> [The task] Return all of the data exactly, with nothing left out but the pictures.

> [The records]
'''

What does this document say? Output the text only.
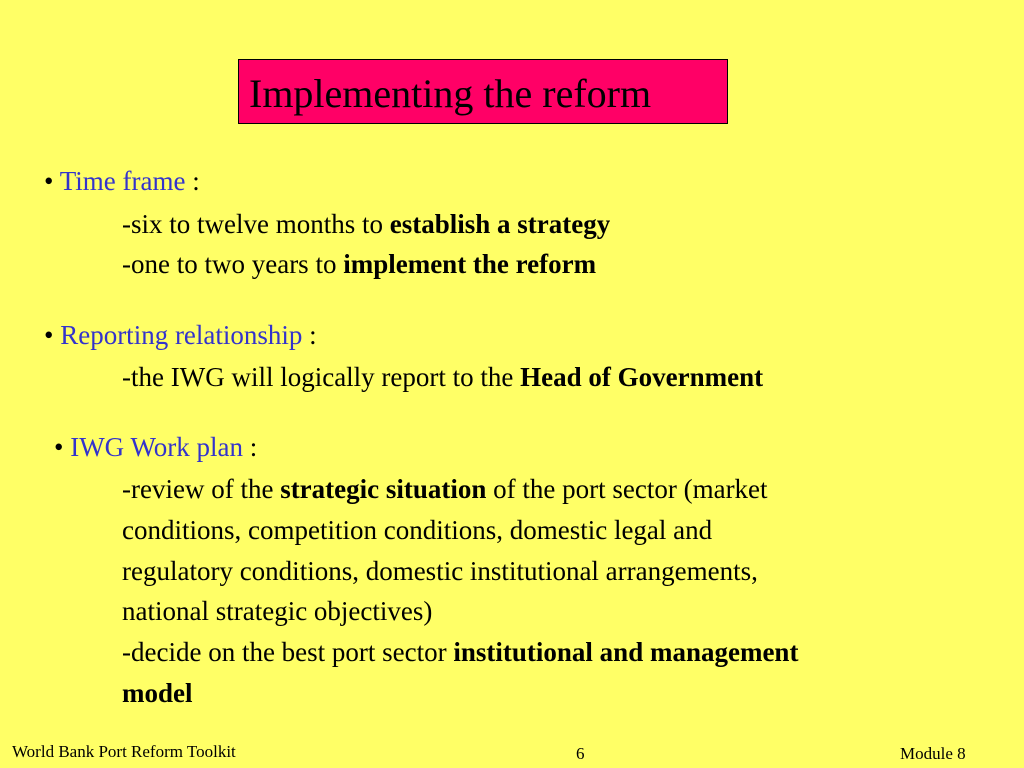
Implementing the reform
• Time frame :
-six to twelve months to establish a strategy
-one to two years to implement the reform
• Reporting relationship :
-the IWG will logically report to the Head of Government
• IWG Work plan :
-review of the strategic situation of the port sector (market
conditions, competition conditions, domestic legal and
regulatory conditions, domestic institutional arrangements,
national strategic objectives)
-decide on the best port sector institutional and management
model
World Bank Port Reform Toolkit	6	Module 8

'''

> [Answer to the problem]
What does this document say? Output the text only.
Implementing the reform
• Time frame :
-six to twelve months to establish a strategy
-one to two years to implement the reform
• Reporting relationship :
-the IWG will logically report to the Head of Government
• IWG Work plan :
-review of the strategic situation of the port sector (market
conditions, competition conditions, domestic legal and
regulatory conditions, domestic institutional arrangements,
national strategic objectives)
-decide on the best port sector institutional and management
model
World Bank Port Reform Toolkit	6	Module 8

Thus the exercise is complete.